**** SUPPLIED MATERIAL ****
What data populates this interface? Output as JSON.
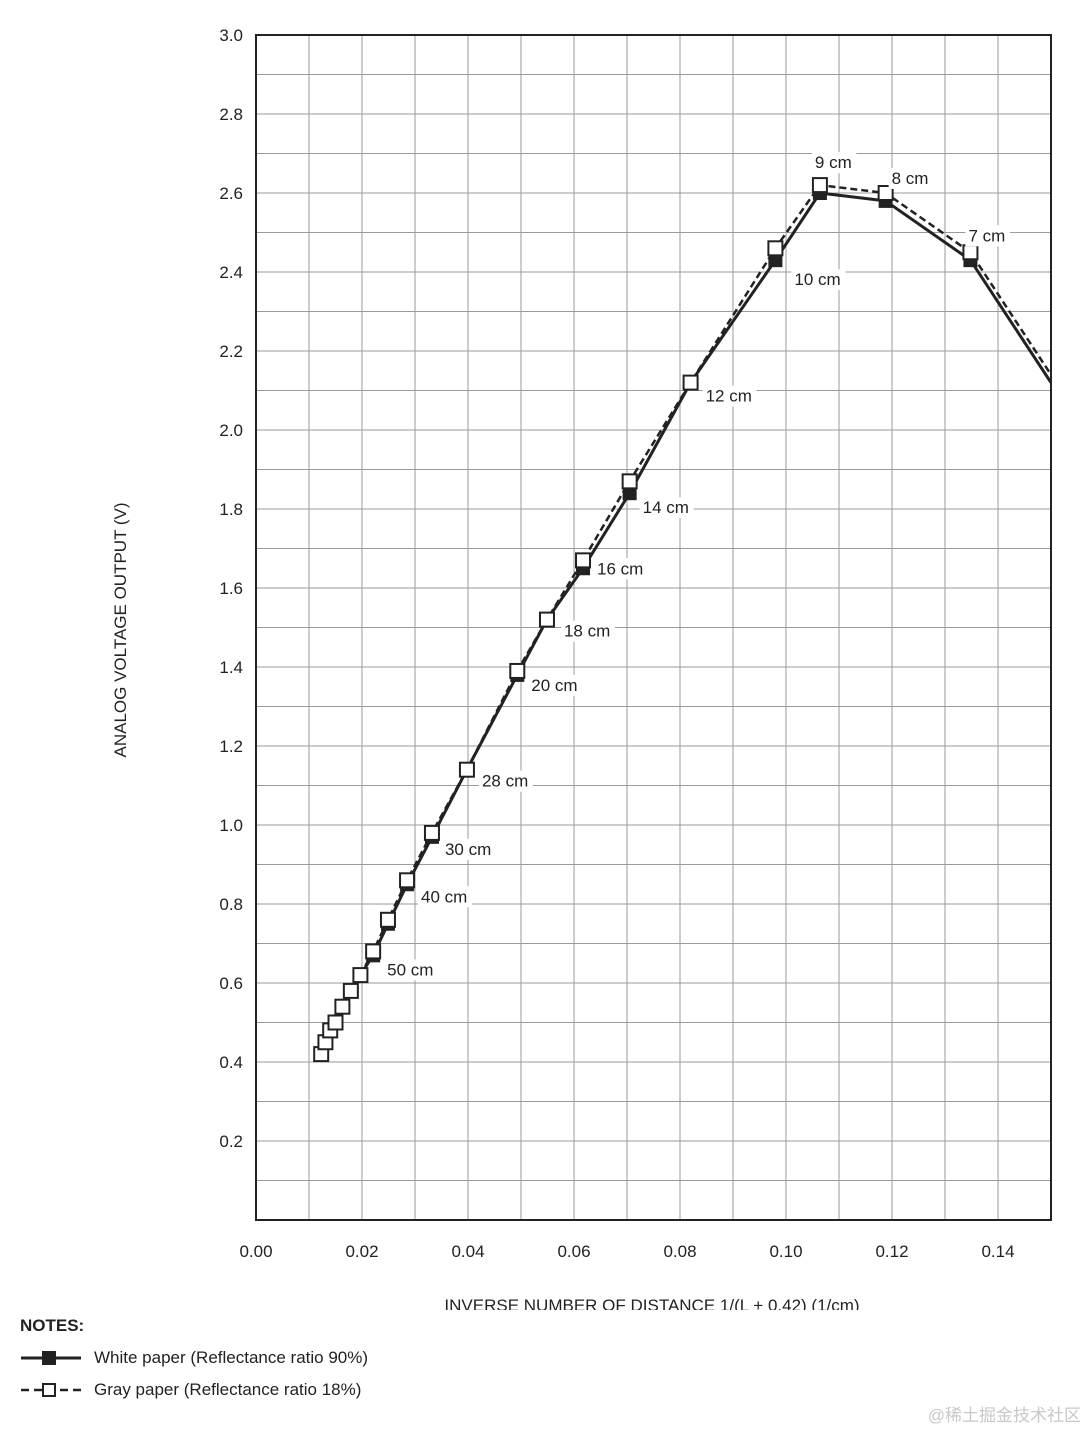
{
  "chart_data": {
    "type": "line",
    "xlabel": "INVERSE NUMBER OF DISTANCE 1/(L + 0.42) (1/cm)",
    "ylabel": "ANALOG VOLTAGE OUTPUT (V)",
    "xlim": [
      0,
      0.15
    ],
    "ylim": [
      0,
      3.0
    ],
    "x_ticks": [
      "0.00",
      "0.02",
      "0.04",
      "0.06",
      "0.08",
      "0.10",
      "0.12",
      "0.14"
    ],
    "y_ticks": [
      "0.2",
      "0.4",
      "0.6",
      "0.8",
      "1.0",
      "1.2",
      "1.4",
      "1.6",
      "1.8",
      "2.0",
      "2.2",
      "2.4",
      "2.6",
      "2.8",
      "3.0"
    ],
    "grid": true,
    "legend_position": "bottom-left",
    "series": [
      {
        "name": "White paper (Reflectance ratio 90%)",
        "marker": "filled-square",
        "line": "solid",
        "color": "#222222",
        "x": [
          0.0123,
          0.0131,
          0.014,
          0.015,
          0.0163,
          0.0179,
          0.0197,
          0.0221,
          0.0249,
          0.0285,
          0.0332,
          0.0398,
          0.0493,
          0.0549,
          0.0617,
          0.0705,
          0.082,
          0.098,
          0.1064,
          0.1188,
          0.1348,
          0.15
        ],
        "y": [
          0.42,
          0.45,
          0.48,
          0.5,
          0.54,
          0.58,
          0.62,
          0.67,
          0.75,
          0.85,
          0.97,
          1.14,
          1.38,
          1.52,
          1.65,
          1.84,
          2.12,
          2.43,
          2.6,
          2.58,
          2.43,
          2.12
        ]
      },
      {
        "name": "Gray paper (Reflectance ratio 18%)",
        "marker": "open-square",
        "line": "dashed",
        "color": "#222222",
        "x": [
          0.0123,
          0.0131,
          0.014,
          0.015,
          0.0163,
          0.0179,
          0.0197,
          0.0221,
          0.0249,
          0.0285,
          0.0332,
          0.0398,
          0.0493,
          0.0549,
          0.0617,
          0.0705,
          0.082,
          0.098,
          0.1064,
          0.1188,
          0.1348,
          0.15
        ],
        "y": [
          0.42,
          0.45,
          0.48,
          0.5,
          0.54,
          0.58,
          0.62,
          0.68,
          0.76,
          0.86,
          0.98,
          1.14,
          1.39,
          1.52,
          1.67,
          1.87,
          2.12,
          2.46,
          2.62,
          2.6,
          2.45,
          2.14
        ]
      }
    ],
    "annotations": [
      {
        "text": "50 cm",
        "x": 0.0221,
        "y": 0.67
      },
      {
        "text": "40 cm",
        "x": 0.0285,
        "y": 0.85
      },
      {
        "text": "30 cm",
        "x": 0.0332,
        "y": 0.97
      },
      {
        "text": "28 cm",
        "x": 0.0398,
        "y": 1.14
      },
      {
        "text": "20 cm",
        "x": 0.0493,
        "y": 1.38
      },
      {
        "text": "18 cm",
        "x": 0.0549,
        "y": 1.52
      },
      {
        "text": "16 cm",
        "x": 0.0617,
        "y": 1.65
      },
      {
        "text": "14 cm",
        "x": 0.0705,
        "y": 1.84
      },
      {
        "text": "12 cm",
        "x": 0.082,
        "y": 2.12
      },
      {
        "text": "10 cm",
        "x": 0.098,
        "y": 2.43
      },
      {
        "text": "9 cm",
        "x": 0.1064,
        "y": 2.62
      },
      {
        "text": "8 cm",
        "x": 0.1188,
        "y": 2.6
      },
      {
        "text": "7 cm",
        "x": 0.1348,
        "y": 2.45
      }
    ]
  },
  "notes": {
    "title": "NOTES:",
    "white_label": "White paper (Reflectance ratio 90%)",
    "gray_label": "Gray paper (Reflectance ratio 18%)"
  },
  "watermark": "@稀土掘金技术社区"
}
****
» **WORK TO DO**:
Quote the entries in full. Any image among them is to be omitted from the copy.

» **TASK ANSWER**:
What data populates this interface? Output as JSON.
{
  "chart_data": {
    "type": "line",
    "xlabel": "INVERSE NUMBER OF DISTANCE 1/(L + 0.42) (1/cm)",
    "ylabel": "ANALOG VOLTAGE OUTPUT (V)",
    "xlim": [
      0,
      0.15
    ],
    "ylim": [
      0,
      3.0
    ],
    "x_ticks": [
      "0.00",
      "0.02",
      "0.04",
      "0.06",
      "0.08",
      "0.10",
      "0.12",
      "0.14"
    ],
    "y_ticks": [
      "0.2",
      "0.4",
      "0.6",
      "0.8",
      "1.0",
      "1.2",
      "1.4",
      "1.6",
      "1.8",
      "2.0",
      "2.2",
      "2.4",
      "2.6",
      "2.8",
      "3.0"
    ],
    "grid": true,
    "legend_position": "bottom-left",
    "series": [
      {
        "name": "White paper (Reflectance ratio 90%)",
        "marker": "filled-square",
        "line": "solid",
        "color": "#222222",
        "x": [
          0.0123,
          0.0131,
          0.014,
          0.015,
          0.0163,
          0.0179,
          0.0197,
          0.0221,
          0.0249,
          0.0285,
          0.0332,
          0.0398,
          0.0493,
          0.0549,
          0.0617,
          0.0705,
          0.082,
          0.098,
          0.1064,
          0.1188,
          0.1348,
          0.15
        ],
        "y": [
          0.42,
          0.45,
          0.48,
          0.5,
          0.54,
          0.58,
          0.62,
          0.67,
          0.75,
          0.85,
          0.97,
          1.14,
          1.38,
          1.52,
          1.65,
          1.84,
          2.12,
          2.43,
          2.6,
          2.58,
          2.43,
          2.12
        ]
      },
      {
        "name": "Gray paper (Reflectance ratio 18%)",
        "marker": "open-square",
        "line": "dashed",
        "color": "#222222",
        "x": [
          0.0123,
          0.0131,
          0.014,
          0.015,
          0.0163,
          0.0179,
          0.0197,
          0.0221,
          0.0249,
          0.0285,
          0.0332,
          0.0398,
          0.0493,
          0.0549,
          0.0617,
          0.0705,
          0.082,
          0.098,
          0.1064,
          0.1188,
          0.1348,
          0.15
        ],
        "y": [
          0.42,
          0.45,
          0.48,
          0.5,
          0.54,
          0.58,
          0.62,
          0.68,
          0.76,
          0.86,
          0.98,
          1.14,
          1.39,
          1.52,
          1.67,
          1.87,
          2.12,
          2.46,
          2.62,
          2.6,
          2.45,
          2.14
        ]
      }
    ],
    "annotations": [
      {
        "text": "50 cm",
        "x": 0.0221,
        "y": 0.67
      },
      {
        "text": "40 cm",
        "x": 0.0285,
        "y": 0.85
      },
      {
        "text": "30 cm",
        "x": 0.0332,
        "y": 0.97
      },
      {
        "text": "28 cm",
        "x": 0.0398,
        "y": 1.14
      },
      {
        "text": "20 cm",
        "x": 0.0493,
        "y": 1.38
      },
      {
        "text": "18 cm",
        "x": 0.0549,
        "y": 1.52
      },
      {
        "text": "16 cm",
        "x": 0.0617,
        "y": 1.65
      },
      {
        "text": "14 cm",
        "x": 0.0705,
        "y": 1.84
      },
      {
        "text": "12 cm",
        "x": 0.082,
        "y": 2.12
      },
      {
        "text": "10 cm",
        "x": 0.098,
        "y": 2.43
      },
      {
        "text": "9 cm",
        "x": 0.1064,
        "y": 2.62
      },
      {
        "text": "8 cm",
        "x": 0.1188,
        "y": 2.6
      },
      {
        "text": "7 cm",
        "x": 0.1348,
        "y": 2.45
      }
    ]
  },
  "notes": {
    "title": "NOTES:",
    "white_label": "White paper (Reflectance ratio 90%)",
    "gray_label": "Gray paper (Reflectance ratio 18%)"
  },
  "watermark": "@稀土掘金技术社区"
}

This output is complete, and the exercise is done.